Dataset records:
-- start --
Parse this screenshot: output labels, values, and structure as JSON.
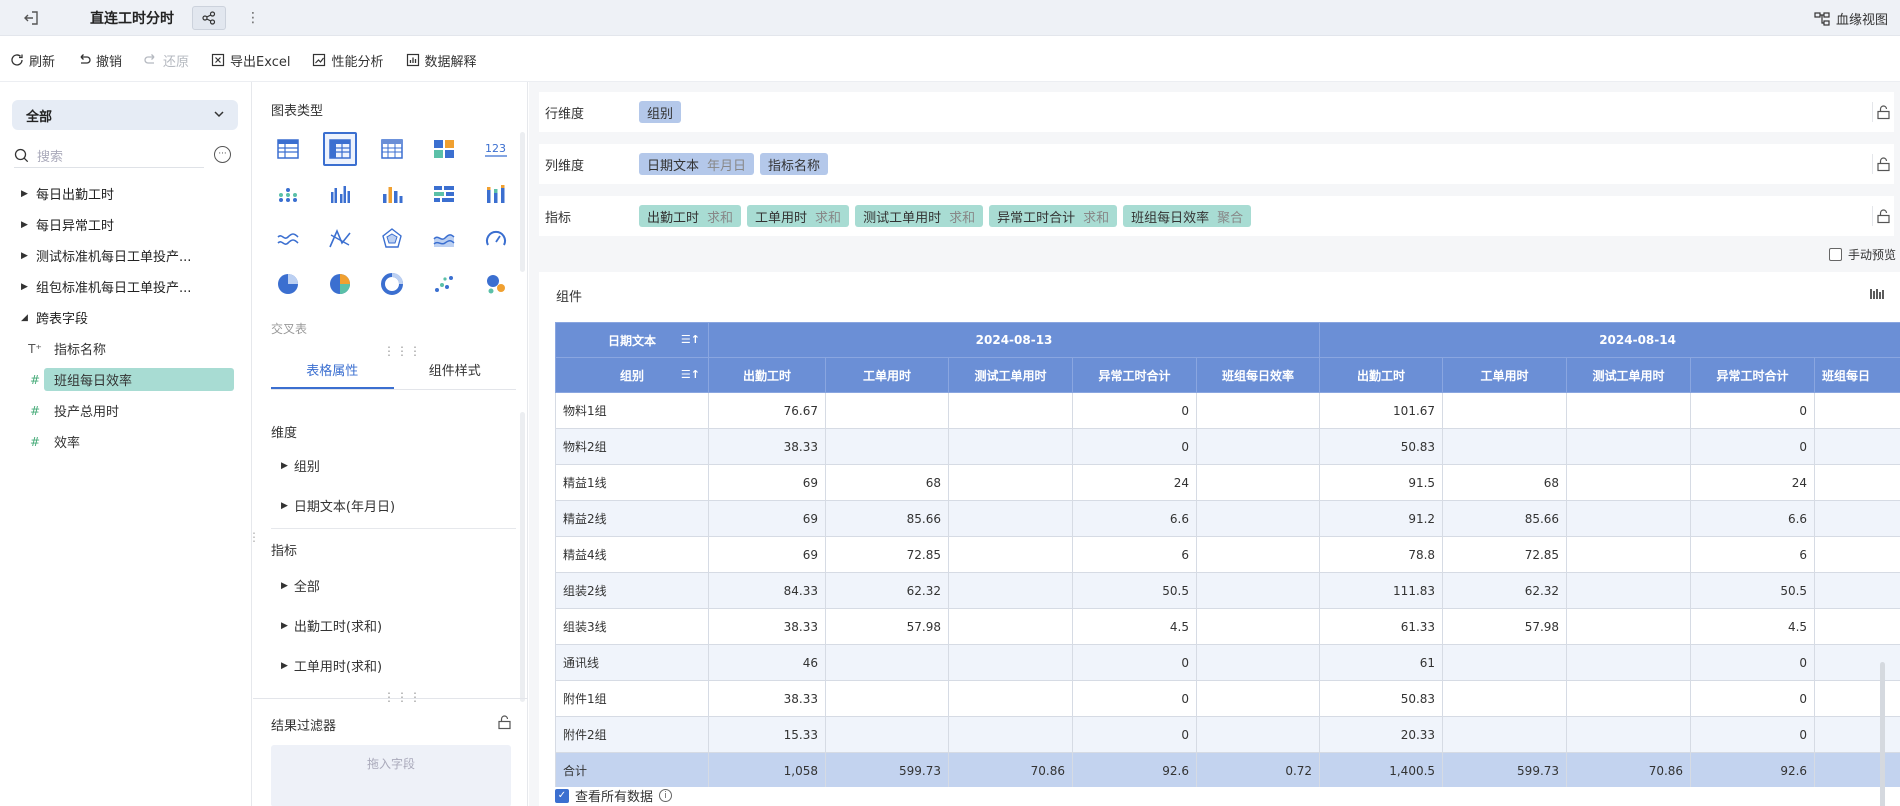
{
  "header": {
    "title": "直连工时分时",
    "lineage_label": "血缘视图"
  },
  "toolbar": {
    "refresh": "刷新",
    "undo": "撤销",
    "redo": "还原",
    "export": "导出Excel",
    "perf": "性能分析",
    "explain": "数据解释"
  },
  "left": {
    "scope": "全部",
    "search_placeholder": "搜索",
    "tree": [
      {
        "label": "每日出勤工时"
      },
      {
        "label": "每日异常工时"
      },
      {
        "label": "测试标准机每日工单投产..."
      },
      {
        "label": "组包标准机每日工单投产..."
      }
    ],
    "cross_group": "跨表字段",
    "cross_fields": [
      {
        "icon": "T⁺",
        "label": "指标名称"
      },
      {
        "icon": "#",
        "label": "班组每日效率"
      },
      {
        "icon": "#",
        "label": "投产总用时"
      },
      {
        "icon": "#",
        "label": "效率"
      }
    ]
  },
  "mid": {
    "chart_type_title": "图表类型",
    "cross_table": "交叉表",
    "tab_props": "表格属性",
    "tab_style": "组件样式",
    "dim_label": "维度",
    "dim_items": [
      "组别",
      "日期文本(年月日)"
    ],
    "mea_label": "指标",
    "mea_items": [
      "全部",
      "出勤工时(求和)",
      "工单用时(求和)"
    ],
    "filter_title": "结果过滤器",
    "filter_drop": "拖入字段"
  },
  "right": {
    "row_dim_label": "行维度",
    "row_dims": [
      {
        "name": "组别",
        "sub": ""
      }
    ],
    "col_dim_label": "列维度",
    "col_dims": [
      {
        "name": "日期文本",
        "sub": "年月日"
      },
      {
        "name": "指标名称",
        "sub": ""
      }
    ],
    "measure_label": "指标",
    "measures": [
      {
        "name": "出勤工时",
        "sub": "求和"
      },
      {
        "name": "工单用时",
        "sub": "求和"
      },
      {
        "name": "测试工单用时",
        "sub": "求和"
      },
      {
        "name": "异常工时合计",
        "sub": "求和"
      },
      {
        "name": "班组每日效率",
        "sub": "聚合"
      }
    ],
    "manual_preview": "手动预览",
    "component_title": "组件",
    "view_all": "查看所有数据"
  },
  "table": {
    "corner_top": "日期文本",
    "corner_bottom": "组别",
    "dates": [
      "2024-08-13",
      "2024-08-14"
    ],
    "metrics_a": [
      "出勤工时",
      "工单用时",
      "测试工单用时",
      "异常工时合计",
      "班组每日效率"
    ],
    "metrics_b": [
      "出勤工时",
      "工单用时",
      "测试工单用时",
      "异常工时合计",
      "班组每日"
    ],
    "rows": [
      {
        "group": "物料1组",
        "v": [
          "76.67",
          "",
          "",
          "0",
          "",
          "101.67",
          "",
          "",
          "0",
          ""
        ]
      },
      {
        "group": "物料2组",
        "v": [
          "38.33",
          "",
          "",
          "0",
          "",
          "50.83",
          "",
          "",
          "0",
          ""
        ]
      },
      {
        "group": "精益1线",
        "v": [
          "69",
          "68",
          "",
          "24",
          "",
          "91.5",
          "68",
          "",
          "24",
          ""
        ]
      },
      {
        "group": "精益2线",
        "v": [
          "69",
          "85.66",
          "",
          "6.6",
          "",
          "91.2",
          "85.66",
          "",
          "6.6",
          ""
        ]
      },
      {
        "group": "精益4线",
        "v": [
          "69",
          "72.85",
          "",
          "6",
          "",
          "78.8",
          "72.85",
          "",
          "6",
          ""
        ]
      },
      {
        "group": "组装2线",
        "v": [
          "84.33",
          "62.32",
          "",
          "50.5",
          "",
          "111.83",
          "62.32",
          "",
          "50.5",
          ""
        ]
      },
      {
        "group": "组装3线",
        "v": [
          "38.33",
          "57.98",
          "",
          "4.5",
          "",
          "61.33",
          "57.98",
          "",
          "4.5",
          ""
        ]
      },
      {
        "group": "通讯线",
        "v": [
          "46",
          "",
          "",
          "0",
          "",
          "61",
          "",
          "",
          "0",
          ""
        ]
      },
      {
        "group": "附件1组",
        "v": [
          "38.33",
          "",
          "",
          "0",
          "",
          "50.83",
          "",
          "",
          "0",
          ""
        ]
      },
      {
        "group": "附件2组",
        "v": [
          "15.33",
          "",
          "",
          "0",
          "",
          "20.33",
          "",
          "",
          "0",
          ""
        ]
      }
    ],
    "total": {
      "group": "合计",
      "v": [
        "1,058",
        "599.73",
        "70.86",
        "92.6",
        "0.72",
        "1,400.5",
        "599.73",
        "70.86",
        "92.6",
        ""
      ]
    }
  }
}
-- end --
■ DESCRIPTION OF THE TASK: Write out each entry exactly as given, but skip the pictures.

■ RESPONSE:
Parse this screenshot: output labels, values, and structure as JSON.
{
  "header": {
    "title": "直连工时分时",
    "lineage_label": "血缘视图"
  },
  "toolbar": {
    "refresh": "刷新",
    "undo": "撤销",
    "redo": "还原",
    "export": "导出Excel",
    "perf": "性能分析",
    "explain": "数据解释"
  },
  "left": {
    "scope": "全部",
    "search_placeholder": "搜索",
    "tree": [
      {
        "label": "每日出勤工时"
      },
      {
        "label": "每日异常工时"
      },
      {
        "label": "测试标准机每日工单投产..."
      },
      {
        "label": "组包标准机每日工单投产..."
      }
    ],
    "cross_group": "跨表字段",
    "cross_fields": [
      {
        "icon": "T⁺",
        "label": "指标名称"
      },
      {
        "icon": "#",
        "label": "班组每日效率"
      },
      {
        "icon": "#",
        "label": "投产总用时"
      },
      {
        "icon": "#",
        "label": "效率"
      }
    ]
  },
  "mid": {
    "chart_type_title": "图表类型",
    "cross_table": "交叉表",
    "tab_props": "表格属性",
    "tab_style": "组件样式",
    "dim_label": "维度",
    "dim_items": [
      "组别",
      "日期文本(年月日)"
    ],
    "mea_label": "指标",
    "mea_items": [
      "全部",
      "出勤工时(求和)",
      "工单用时(求和)"
    ],
    "filter_title": "结果过滤器",
    "filter_drop": "拖入字段"
  },
  "right": {
    "row_dim_label": "行维度",
    "row_dims": [
      {
        "name": "组别",
        "sub": ""
      }
    ],
    "col_dim_label": "列维度",
    "col_dims": [
      {
        "name": "日期文本",
        "sub": "年月日"
      },
      {
        "name": "指标名称",
        "sub": ""
      }
    ],
    "measure_label": "指标",
    "measures": [
      {
        "name": "出勤工时",
        "sub": "求和"
      },
      {
        "name": "工单用时",
        "sub": "求和"
      },
      {
        "name": "测试工单用时",
        "sub": "求和"
      },
      {
        "name": "异常工时合计",
        "sub": "求和"
      },
      {
        "name": "班组每日效率",
        "sub": "聚合"
      }
    ],
    "manual_preview": "手动预览",
    "component_title": "组件",
    "view_all": "查看所有数据"
  },
  "table": {
    "corner_top": "日期文本",
    "corner_bottom": "组别",
    "dates": [
      "2024-08-13",
      "2024-08-14"
    ],
    "metrics_a": [
      "出勤工时",
      "工单用时",
      "测试工单用时",
      "异常工时合计",
      "班组每日效率"
    ],
    "metrics_b": [
      "出勤工时",
      "工单用时",
      "测试工单用时",
      "异常工时合计",
      "班组每日"
    ],
    "rows": [
      {
        "group": "物料1组",
        "v": [
          "76.67",
          "",
          "",
          "0",
          "",
          "101.67",
          "",
          "",
          "0",
          ""
        ]
      },
      {
        "group": "物料2组",
        "v": [
          "38.33",
          "",
          "",
          "0",
          "",
          "50.83",
          "",
          "",
          "0",
          ""
        ]
      },
      {
        "group": "精益1线",
        "v": [
          "69",
          "68",
          "",
          "24",
          "",
          "91.5",
          "68",
          "",
          "24",
          ""
        ]
      },
      {
        "group": "精益2线",
        "v": [
          "69",
          "85.66",
          "",
          "6.6",
          "",
          "91.2",
          "85.66",
          "",
          "6.6",
          ""
        ]
      },
      {
        "group": "精益4线",
        "v": [
          "69",
          "72.85",
          "",
          "6",
          "",
          "78.8",
          "72.85",
          "",
          "6",
          ""
        ]
      },
      {
        "group": "组装2线",
        "v": [
          "84.33",
          "62.32",
          "",
          "50.5",
          "",
          "111.83",
          "62.32",
          "",
          "50.5",
          ""
        ]
      },
      {
        "group": "组装3线",
        "v": [
          "38.33",
          "57.98",
          "",
          "4.5",
          "",
          "61.33",
          "57.98",
          "",
          "4.5",
          ""
        ]
      },
      {
        "group": "通讯线",
        "v": [
          "46",
          "",
          "",
          "0",
          "",
          "61",
          "",
          "",
          "0",
          ""
        ]
      },
      {
        "group": "附件1组",
        "v": [
          "38.33",
          "",
          "",
          "0",
          "",
          "50.83",
          "",
          "",
          "0",
          ""
        ]
      },
      {
        "group": "附件2组",
        "v": [
          "15.33",
          "",
          "",
          "0",
          "",
          "20.33",
          "",
          "",
          "0",
          ""
        ]
      }
    ],
    "total": {
      "group": "合计",
      "v": [
        "1,058",
        "599.73",
        "70.86",
        "92.6",
        "0.72",
        "1,400.5",
        "599.73",
        "70.86",
        "92.6",
        ""
      ]
    }
  }
}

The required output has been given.